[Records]

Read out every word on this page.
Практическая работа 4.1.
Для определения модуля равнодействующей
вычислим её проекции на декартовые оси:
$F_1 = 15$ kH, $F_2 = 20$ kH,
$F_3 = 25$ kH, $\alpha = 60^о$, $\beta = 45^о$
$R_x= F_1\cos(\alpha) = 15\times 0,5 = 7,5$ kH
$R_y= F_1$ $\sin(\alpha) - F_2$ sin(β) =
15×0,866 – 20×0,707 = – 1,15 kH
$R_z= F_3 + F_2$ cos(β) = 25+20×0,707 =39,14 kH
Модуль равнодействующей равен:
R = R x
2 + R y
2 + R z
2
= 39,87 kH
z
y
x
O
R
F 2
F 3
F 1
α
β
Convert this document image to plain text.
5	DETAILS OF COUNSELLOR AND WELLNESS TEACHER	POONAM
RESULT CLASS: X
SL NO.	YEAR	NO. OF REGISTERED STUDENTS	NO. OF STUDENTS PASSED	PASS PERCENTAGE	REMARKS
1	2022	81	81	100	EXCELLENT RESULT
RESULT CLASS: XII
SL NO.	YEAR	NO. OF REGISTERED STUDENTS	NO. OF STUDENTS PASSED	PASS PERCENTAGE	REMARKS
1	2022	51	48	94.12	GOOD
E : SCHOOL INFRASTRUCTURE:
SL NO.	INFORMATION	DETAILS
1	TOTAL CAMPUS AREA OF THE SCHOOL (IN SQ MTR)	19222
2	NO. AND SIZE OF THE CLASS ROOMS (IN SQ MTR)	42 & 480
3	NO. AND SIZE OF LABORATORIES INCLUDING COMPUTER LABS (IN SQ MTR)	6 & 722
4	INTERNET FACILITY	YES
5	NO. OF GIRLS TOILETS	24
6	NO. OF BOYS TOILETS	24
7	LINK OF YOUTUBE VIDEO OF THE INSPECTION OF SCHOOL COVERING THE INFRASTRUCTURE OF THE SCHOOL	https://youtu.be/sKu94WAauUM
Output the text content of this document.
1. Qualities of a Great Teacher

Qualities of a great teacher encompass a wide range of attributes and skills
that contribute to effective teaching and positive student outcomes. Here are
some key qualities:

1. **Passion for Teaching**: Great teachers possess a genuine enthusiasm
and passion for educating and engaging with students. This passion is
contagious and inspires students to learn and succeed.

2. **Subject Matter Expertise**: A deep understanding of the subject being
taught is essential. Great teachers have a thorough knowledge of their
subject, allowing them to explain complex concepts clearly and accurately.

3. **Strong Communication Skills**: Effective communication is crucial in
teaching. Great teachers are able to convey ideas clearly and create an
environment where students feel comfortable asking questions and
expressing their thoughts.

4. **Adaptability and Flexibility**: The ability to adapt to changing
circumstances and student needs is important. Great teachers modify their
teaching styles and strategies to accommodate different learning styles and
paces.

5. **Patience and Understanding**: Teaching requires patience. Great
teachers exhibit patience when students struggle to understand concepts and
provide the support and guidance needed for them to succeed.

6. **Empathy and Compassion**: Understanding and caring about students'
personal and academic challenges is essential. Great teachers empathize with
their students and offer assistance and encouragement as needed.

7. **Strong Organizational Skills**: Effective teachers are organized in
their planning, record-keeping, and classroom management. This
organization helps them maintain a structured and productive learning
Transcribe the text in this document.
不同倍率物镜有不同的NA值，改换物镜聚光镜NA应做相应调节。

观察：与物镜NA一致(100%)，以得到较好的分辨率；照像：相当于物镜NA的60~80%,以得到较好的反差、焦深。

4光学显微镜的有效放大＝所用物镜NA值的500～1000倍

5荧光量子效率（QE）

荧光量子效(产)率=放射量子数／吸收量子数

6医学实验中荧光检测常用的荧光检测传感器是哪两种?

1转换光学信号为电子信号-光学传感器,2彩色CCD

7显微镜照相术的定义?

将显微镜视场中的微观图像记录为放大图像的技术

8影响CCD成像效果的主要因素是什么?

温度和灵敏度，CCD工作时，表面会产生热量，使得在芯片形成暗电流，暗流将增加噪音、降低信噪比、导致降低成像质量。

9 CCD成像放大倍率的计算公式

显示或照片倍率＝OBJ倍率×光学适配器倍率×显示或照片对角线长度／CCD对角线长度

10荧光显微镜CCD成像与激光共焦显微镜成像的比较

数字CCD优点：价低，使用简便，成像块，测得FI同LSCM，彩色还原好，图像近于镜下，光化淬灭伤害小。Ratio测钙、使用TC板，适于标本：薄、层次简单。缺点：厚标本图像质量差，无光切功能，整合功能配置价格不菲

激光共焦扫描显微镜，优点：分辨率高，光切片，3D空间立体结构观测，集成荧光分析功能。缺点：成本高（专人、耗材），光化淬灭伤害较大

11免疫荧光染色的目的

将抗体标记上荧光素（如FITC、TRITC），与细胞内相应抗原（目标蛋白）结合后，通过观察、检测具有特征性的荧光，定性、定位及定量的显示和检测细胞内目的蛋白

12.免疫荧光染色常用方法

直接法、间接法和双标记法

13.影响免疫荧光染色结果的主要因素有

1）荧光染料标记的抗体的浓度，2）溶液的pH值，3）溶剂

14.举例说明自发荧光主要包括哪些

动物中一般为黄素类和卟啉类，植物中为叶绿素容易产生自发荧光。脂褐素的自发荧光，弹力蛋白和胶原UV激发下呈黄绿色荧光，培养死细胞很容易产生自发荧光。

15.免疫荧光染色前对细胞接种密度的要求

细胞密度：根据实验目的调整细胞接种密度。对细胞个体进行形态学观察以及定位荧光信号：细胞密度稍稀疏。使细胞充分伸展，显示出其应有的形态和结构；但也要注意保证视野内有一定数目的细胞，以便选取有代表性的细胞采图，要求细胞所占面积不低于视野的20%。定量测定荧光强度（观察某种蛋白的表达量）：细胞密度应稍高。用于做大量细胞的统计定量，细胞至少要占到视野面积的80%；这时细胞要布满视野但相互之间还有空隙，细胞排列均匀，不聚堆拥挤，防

- **WHAT THE TASK REQUIRES**: Report the number of lines in the entries above that include the word "them" and add nothing to it.

- **SOLUTION FOR THIS PROBLEM**: 3